__Provided entries__
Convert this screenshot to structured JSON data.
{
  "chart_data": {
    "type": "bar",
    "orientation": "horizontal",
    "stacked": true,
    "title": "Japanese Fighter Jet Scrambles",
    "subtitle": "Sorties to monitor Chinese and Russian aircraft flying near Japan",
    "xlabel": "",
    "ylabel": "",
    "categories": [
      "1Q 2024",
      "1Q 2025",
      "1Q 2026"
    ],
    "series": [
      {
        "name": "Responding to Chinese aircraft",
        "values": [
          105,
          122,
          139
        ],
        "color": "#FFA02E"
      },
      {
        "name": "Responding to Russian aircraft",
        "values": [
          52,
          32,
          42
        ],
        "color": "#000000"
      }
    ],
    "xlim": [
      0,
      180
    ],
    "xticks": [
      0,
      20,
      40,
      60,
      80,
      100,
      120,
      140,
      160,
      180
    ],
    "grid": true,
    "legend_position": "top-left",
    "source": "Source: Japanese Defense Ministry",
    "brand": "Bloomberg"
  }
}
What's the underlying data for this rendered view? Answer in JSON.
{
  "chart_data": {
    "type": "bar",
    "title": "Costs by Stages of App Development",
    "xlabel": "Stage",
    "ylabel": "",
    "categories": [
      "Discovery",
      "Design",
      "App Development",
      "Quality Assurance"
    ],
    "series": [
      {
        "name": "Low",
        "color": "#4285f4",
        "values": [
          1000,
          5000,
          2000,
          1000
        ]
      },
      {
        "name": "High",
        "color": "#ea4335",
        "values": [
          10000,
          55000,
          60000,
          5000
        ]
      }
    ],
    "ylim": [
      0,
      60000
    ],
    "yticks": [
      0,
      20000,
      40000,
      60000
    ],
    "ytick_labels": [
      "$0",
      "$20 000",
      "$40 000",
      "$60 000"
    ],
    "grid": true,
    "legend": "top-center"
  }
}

* * *

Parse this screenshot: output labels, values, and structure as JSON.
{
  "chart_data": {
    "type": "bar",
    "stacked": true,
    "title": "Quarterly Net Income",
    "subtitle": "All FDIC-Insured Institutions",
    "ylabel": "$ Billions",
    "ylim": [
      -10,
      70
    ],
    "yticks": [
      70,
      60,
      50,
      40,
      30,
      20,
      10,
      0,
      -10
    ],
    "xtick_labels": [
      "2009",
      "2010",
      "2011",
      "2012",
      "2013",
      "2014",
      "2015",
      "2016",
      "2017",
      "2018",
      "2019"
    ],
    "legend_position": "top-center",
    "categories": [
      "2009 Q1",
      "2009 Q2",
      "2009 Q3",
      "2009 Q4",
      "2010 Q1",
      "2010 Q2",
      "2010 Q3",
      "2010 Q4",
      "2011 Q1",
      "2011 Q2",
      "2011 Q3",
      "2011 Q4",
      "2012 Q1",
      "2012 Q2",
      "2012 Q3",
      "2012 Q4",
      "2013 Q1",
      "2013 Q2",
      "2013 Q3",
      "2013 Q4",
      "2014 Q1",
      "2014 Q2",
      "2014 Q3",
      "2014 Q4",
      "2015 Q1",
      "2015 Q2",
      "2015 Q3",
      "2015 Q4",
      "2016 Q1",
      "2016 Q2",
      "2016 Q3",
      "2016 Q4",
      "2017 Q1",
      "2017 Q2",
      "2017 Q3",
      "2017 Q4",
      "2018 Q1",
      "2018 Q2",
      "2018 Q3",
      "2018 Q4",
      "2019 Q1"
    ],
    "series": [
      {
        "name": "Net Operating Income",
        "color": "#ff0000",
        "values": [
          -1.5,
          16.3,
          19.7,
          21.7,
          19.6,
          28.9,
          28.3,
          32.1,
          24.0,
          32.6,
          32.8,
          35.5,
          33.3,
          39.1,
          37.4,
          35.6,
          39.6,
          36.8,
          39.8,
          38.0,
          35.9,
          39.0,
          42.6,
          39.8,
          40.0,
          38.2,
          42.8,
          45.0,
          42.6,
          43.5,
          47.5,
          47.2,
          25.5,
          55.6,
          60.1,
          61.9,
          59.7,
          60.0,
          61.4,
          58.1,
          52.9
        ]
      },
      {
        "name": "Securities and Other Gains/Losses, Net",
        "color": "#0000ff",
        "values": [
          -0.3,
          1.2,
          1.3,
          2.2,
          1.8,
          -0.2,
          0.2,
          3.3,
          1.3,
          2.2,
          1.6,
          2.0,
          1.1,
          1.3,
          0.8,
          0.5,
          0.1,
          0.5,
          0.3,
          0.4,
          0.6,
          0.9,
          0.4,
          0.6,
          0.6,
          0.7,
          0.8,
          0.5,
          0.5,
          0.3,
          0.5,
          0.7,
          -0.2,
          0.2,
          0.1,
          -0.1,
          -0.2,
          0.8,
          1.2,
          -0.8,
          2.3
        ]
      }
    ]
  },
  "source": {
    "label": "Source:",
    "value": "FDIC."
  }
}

__Set task__
In the listing above, find the lines holding the word "subtitle" and copy them.

__Written solution__
    "subtitle": "Sorties to monitor Chinese and Russian aircraft flying near Japan",
    "subtitle": "All FDIC-Insured Institutions",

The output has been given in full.